* [Set exercise]: Identify the lines that contain the word "ранее", then copy them.

* [Material provided]:
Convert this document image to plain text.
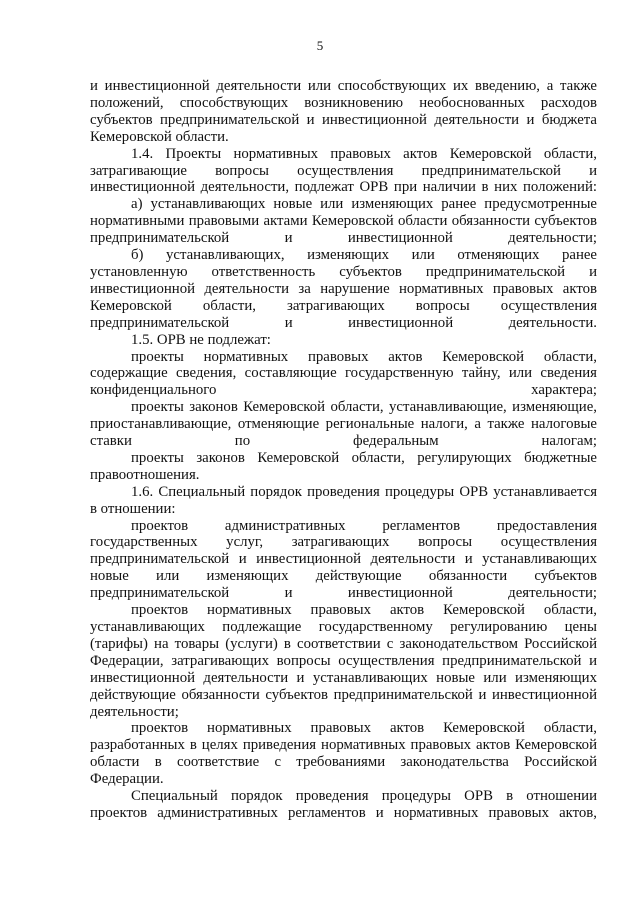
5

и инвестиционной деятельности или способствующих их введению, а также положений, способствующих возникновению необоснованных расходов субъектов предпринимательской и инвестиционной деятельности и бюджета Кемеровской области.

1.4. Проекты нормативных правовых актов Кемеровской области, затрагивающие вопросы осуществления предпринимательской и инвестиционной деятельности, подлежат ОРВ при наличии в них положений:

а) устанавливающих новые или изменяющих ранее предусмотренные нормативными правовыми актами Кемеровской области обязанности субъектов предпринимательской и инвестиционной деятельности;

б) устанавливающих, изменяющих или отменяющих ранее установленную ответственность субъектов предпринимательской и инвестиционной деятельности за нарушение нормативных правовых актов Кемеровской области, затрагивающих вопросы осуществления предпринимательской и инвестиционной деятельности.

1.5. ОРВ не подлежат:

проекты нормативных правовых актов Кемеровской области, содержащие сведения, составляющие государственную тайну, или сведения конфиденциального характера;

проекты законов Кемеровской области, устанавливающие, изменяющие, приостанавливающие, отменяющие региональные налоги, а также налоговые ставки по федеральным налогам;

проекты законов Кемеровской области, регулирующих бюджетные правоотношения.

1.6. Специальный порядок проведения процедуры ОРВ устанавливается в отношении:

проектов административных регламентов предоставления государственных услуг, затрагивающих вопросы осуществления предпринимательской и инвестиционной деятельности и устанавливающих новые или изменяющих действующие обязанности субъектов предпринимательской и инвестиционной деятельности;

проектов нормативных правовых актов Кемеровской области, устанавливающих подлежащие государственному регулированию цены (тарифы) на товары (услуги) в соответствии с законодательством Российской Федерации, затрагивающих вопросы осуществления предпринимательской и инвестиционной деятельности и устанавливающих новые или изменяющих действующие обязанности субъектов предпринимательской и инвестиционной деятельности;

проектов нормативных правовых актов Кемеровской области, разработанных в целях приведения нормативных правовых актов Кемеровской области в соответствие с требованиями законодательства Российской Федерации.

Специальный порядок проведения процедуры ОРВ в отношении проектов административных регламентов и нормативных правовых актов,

* [Full answer]:
а) устанавливающих новые или изменяющих ранее предусмотренные нормативными правовыми актами Кемеровской области обязанности субъектов предпринимательской и инвестиционной деятельности;
б) устанавливающих, изменяющих или отменяющих ранее установленную ответственность субъектов предпринимательской и инвестиционной деятельности за нарушение нормативных правовых актов Кемеровской области, затрагивающих вопросы осуществления предпринимательской и инвестиционной деятельности.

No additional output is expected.